L’effet Asch et l’immunité intellectuelle

La psychologie sociale de Solomon Asch (1956) (1) a montré à quel point le comportement humain est conformiste et irrationnel.

En effet, dans l’expérience de Asch, les sujets testés devaient désigner avec d’autres qu’ils croyaient sujets tout comme eux, alors qu’ils n’étaient en fait que les complices de l’expérimentateur, le segment de droite parmi trois possibles qu’ils jugent identique à un quatrième situé à gauche. Le groupe était disposé de manière à ce que les sujets testés répondent toujours en dernier. A priori, la tâche est élémentaire. Mais la surprise fut grande ! Certains sujets testés se sont ralliés à la fausse réponse donnée par les complices.

Selon Chomsky (2002) (2), cette expérience peut recevoir une interprétation inverse. L’auteur s’est interrogé sur le degré de justesse de la décision des sujets testés en la renvoyant au droit de tout un chacun à exploiter toutes les informations dont il dispose. Au point même de faire des choix qui vont à l’encontre de l’évidence !

CONSIGNE 1
Restituez mot pour mot le passage du texte sur l’effet Asch, de « En effet, dans » à « l’encontre de l’évidence ! ».
CONSIGNE 2
Rédigez la suite du texte sur l’effet Asch, à partir de sa dernière phrase.

DONNÉES FOURNIES
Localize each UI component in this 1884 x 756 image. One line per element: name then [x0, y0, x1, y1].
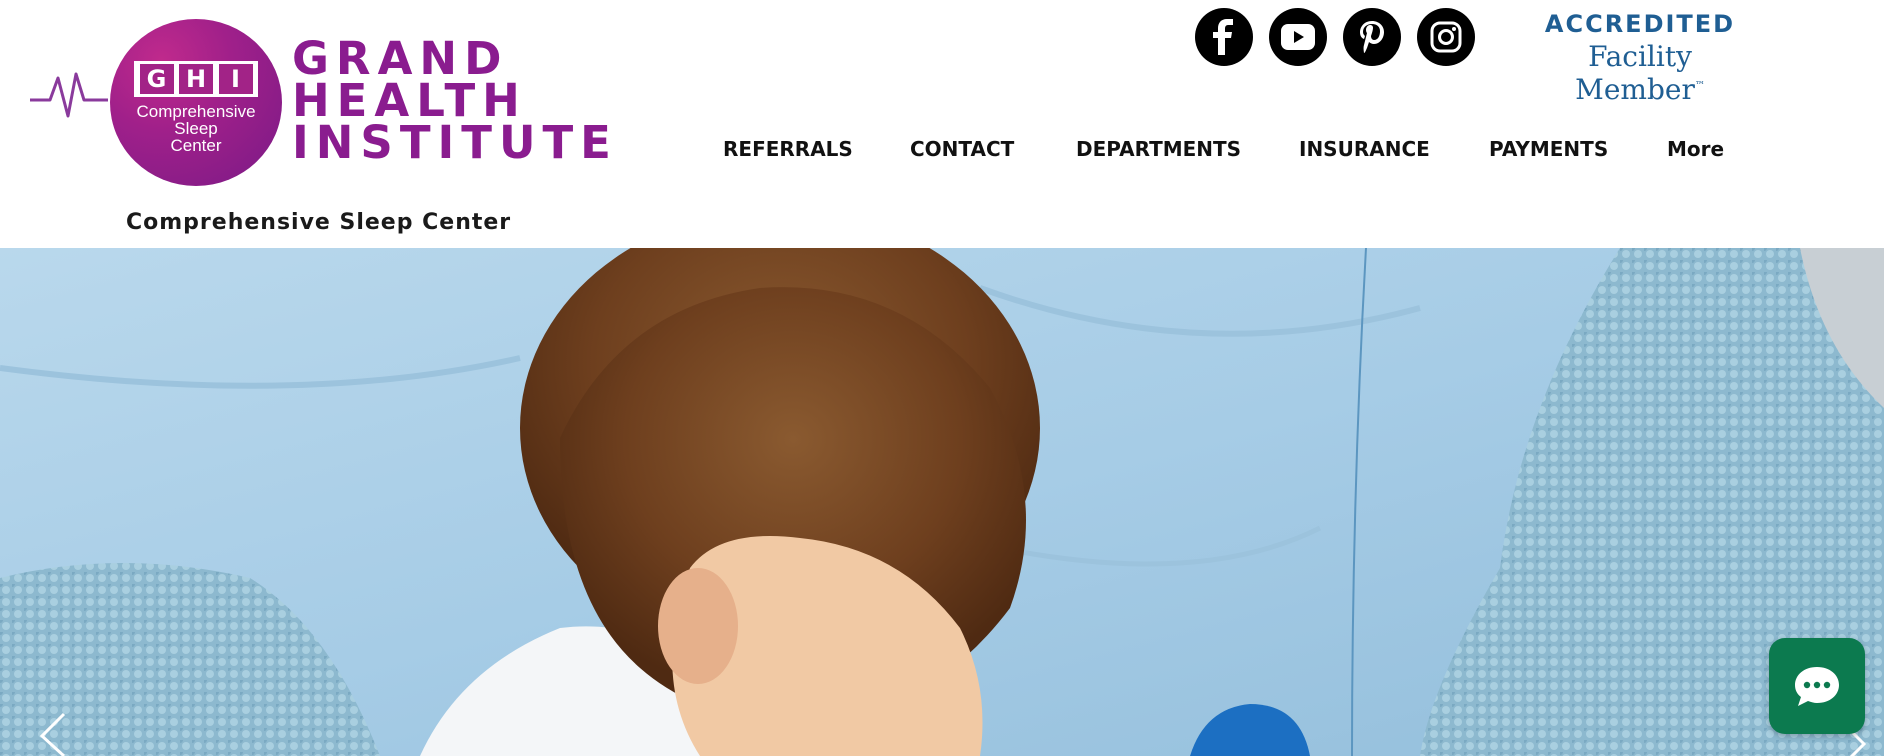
facebook-link[interactable] — [1195, 8, 1253, 66]
youtube-icon — [1281, 24, 1315, 50]
logo-badge-text: Comprehensive Sleep Center — [110, 103, 282, 154]
nav-item-insurance[interactable]: INSURANCE — [1299, 137, 1430, 161]
nav-item-more[interactable]: More — [1667, 137, 1724, 161]
site-subtitle: Comprehensive Sleep Center — [126, 210, 512, 235]
trademark-mark: ™ — [1694, 80, 1705, 92]
instagram-icon — [1430, 21, 1462, 53]
ghi-letter-box: G H I — [134, 61, 258, 97]
nav-item-referrals[interactable]: REFERRALS — [723, 137, 853, 161]
ghi-logo[interactable]: G H I Comprehensive Sleep Center — [110, 19, 282, 186]
accreditation-member-text: Facility Member — [1575, 40, 1695, 106]
pinterest-link[interactable] — [1343, 8, 1401, 66]
nav-item-payments[interactable]: PAYMENTS — [1489, 137, 1608, 161]
pinterest-icon — [1360, 21, 1384, 53]
youtube-link[interactable] — [1269, 8, 1327, 66]
social-links — [1195, 8, 1475, 66]
accreditation-badge[interactable]: ACCREDITED Facility Member™ — [1520, 10, 1760, 106]
ghi-letter-i: I — [218, 64, 253, 94]
chat-bubble-icon — [1795, 667, 1839, 706]
hero-image — [0, 248, 1884, 756]
heartbeat-icon — [30, 72, 108, 118]
logo-badge-line: Comprehensive — [136, 102, 256, 121]
chevron-left-icon[interactable] — [36, 712, 70, 756]
brand-line: INSTITUTE — [292, 116, 618, 169]
instagram-link[interactable] — [1417, 8, 1475, 66]
accreditation-title: ACCREDITED — [1544, 10, 1736, 38]
facebook-icon — [1213, 19, 1233, 55]
logo-badge-line: Sleep — [174, 119, 218, 138]
ghi-letter-h: H — [179, 64, 213, 94]
ghi-letter-g: G — [139, 64, 174, 94]
site-header: G H I Comprehensive Sleep Center GRAND H… — [0, 0, 1884, 248]
hero-slideshow[interactable] — [0, 248, 1884, 756]
accreditation-subtitle: Facility Member™ — [1520, 40, 1760, 106]
logo-badge-line: Center — [170, 136, 222, 155]
nav-item-departments[interactable]: DEPARTMENTS — [1076, 137, 1241, 161]
brand-name[interactable]: GRAND HEALTH INSTITUTE — [292, 36, 618, 169]
nav-item-contact[interactable]: CONTACT — [910, 137, 1014, 161]
chat-button[interactable] — [1769, 638, 1865, 734]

CORRIGÉ 1
En effet, dans l’expérience de Asch, les sujets testés devaient désigner avec d’autres qu’ils croyaient sujets tout comme eux, alors qu’ils n’étaient en fait que les complices de l’expérimentateur, le segment de droite parmi trois possibles qu’ils jugent identique à un quatrième situé à gauche. Le groupe était disposé de manière à ce que les sujets testés répondent toujours en dernier. A priori, la tâche est élémentaire. Mais la surprise fut grande ! Certains sujets testés se sont ralliés à la fausse réponse donnée par les complices.

Selon Chomsky (2002) (2), cette expérience peut recevoir une interprétation inverse. L’auteur s’est interrogé sur le degré de justesse de la décision des sujets testés en la renvoyant au droit de tout un chacun à exploiter toutes les informations dont il dispose. Au point même de faire des choix qui vont à l’encontre de l’évidence !

CORRIGÉ 2
On comprend dès lors pourquoi afficher une constance dans les positions prises et qui sont contraires au conformisme radical, monnaie courante de nos jours, demande souvent un effort considérable. On comprend également pourquoi il est difficile de rester empereur en présence des avis contraires sinon conformistes. Il faut donc une sacrée dose de confiance en soi pour défendre son point de vue envers et contre tous.

Toutefois, on doit se garder de toute dévalorisation du conformisme, car celui-ci devient problématique à partir du moment où, tenant compte du temps et de l’évolution des choses, il n’est guère immuable aussi bien dans sa forme que dans son esprit. Cela fait admettre qu’un conformisme rationnel orienté peut constituer un facteur de cohésion sociale et vecteur même de reproduction intelligible des modèles et usages sociaux nécessaires à la durabilité du groupe.

Être conformiste rationnel signifie aussi se distinguer de par sa faculté de discernement entre le bien et le mal par rapport toujours à l’intérêt du groupe. Être conformiste rationnel veut dire dénoncer le suivisme aveugle susceptible de réduire la communauté à un simple conglomérat d’individus qui se disputent le terrain. Être conformiste rationnel, c’est être tantôt positif, tantôt négatif à l’égard des opinions autres que la sienne selon qu’elles observent ou pas les critères de la rationalité.

« Bref, je défends un conformisme dont l’essence relève du non-conformisme. »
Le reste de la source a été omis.